-------- Input data
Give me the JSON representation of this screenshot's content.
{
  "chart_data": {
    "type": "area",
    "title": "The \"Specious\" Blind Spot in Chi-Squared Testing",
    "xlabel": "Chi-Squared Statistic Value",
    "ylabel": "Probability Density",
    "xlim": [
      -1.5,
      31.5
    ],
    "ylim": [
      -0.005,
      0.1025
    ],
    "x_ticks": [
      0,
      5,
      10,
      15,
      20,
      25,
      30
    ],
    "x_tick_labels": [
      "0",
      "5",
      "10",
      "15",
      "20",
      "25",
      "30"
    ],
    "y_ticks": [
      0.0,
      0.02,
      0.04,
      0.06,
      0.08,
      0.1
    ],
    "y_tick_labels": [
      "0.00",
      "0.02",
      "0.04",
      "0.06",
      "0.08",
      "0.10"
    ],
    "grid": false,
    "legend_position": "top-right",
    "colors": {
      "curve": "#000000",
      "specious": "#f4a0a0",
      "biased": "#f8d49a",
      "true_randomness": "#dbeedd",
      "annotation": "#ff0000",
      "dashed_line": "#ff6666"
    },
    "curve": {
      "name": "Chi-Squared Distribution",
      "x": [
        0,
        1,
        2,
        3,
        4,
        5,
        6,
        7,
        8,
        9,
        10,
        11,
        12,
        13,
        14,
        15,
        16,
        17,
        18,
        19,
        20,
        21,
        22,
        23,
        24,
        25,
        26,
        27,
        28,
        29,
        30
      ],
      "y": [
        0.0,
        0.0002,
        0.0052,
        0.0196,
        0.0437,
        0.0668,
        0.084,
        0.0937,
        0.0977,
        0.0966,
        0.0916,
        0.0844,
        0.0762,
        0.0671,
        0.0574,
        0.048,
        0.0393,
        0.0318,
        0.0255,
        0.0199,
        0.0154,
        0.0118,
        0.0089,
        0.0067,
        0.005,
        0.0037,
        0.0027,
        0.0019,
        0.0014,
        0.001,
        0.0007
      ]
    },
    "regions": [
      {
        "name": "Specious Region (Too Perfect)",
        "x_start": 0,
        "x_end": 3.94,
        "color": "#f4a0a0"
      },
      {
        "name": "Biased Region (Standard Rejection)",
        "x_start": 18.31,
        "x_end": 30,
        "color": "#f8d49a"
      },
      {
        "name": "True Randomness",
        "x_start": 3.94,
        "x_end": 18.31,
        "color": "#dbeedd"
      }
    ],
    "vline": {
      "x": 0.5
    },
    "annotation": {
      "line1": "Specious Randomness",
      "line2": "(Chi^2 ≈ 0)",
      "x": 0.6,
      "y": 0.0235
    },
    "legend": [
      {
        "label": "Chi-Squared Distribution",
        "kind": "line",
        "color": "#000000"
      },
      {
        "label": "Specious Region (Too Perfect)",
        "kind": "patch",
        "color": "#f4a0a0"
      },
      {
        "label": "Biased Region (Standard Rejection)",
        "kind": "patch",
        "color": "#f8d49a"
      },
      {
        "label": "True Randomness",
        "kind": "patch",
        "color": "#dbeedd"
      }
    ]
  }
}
----------------
- Direction:
Using the data above, print every record exactly as shown.

- Response below:
Give me the JSON representation of this screenshot's content.
{
  "chart_data": {
    "type": "area",
    "title": "The \"Specious\" Blind Spot in Chi-Squared Testing",
    "xlabel": "Chi-Squared Statistic Value",
    "ylabel": "Probability Density",
    "xlim": [
      -1.5,
      31.5
    ],
    "ylim": [
      -0.005,
      0.1025
    ],
    "x_ticks": [
      0,
      5,
      10,
      15,
      20,
      25,
      30
    ],
    "x_tick_labels": [
      "0",
      "5",
      "10",
      "15",
      "20",
      "25",
      "30"
    ],
    "y_ticks": [
      0.0,
      0.02,
      0.04,
      0.06,
      0.08,
      0.1
    ],
    "y_tick_labels": [
      "0.00",
      "0.02",
      "0.04",
      "0.06",
      "0.08",
      "0.10"
    ],
    "grid": false,
    "legend_position": "top-right",
    "colors": {
      "curve": "#000000",
      "specious": "#f4a0a0",
      "biased": "#f8d49a",
      "true_randomness": "#dbeedd",
      "annotation": "#ff0000",
      "dashed_line": "#ff6666"
    },
    "curve": {
      "name": "Chi-Squared Distribution",
      "x": [
        0,
        1,
        2,
        3,
        4,
        5,
        6,
        7,
        8,
        9,
        10,
        11,
        12,
        13,
        14,
        15,
        16,
        17,
        18,
        19,
        20,
        21,
        22,
        23,
        24,
        25,
        26,
        27,
        28,
        29,
        30
      ],
      "y": [
        0.0,
        0.0002,
        0.0052,
        0.0196,
        0.0437,
        0.0668,
        0.084,
        0.0937,
        0.0977,
        0.0966,
        0.0916,
        0.0844,
        0.0762,
        0.0671,
        0.0574,
        0.048,
        0.0393,
        0.0318,
        0.0255,
        0.0199,
        0.0154,
        0.0118,
        0.0089,
        0.0067,
        0.005,
        0.0037,
        0.0027,
        0.0019,
        0.0014,
        0.001,
        0.0007
      ]
    },
    "regions": [
      {
        "name": "Specious Region (Too Perfect)",
        "x_start": 0,
        "x_end": 3.94,
        "color": "#f4a0a0"
      },
      {
        "name": "Biased Region (Standard Rejection)",
        "x_start": 18.31,
        "x_end": 30,
        "color": "#f8d49a"
      },
      {
        "name": "True Randomness",
        "x_start": 3.94,
        "x_end": 18.31,
        "color": "#dbeedd"
      }
    ],
    "vline": {
      "x": 0.5
    },
    "annotation": {
      "line1": "Specious Randomness",
      "line2": "(Chi^2 ≈ 0)",
      "x": 0.6,
      "y": 0.0235
    },
    "legend": [
      {
        "label": "Chi-Squared Distribution",
        "kind": "line",
        "color": "#000000"
      },
      {
        "label": "Specious Region (Too Perfect)",
        "kind": "patch",
        "color": "#f4a0a0"
      },
      {
        "label": "Biased Region (Standard Rejection)",
        "kind": "patch",
        "color": "#f8d49a"
      },
      {
        "label": "True Randomness",
        "kind": "patch",
        "color": "#dbeedd"
      }
    ]
  }
}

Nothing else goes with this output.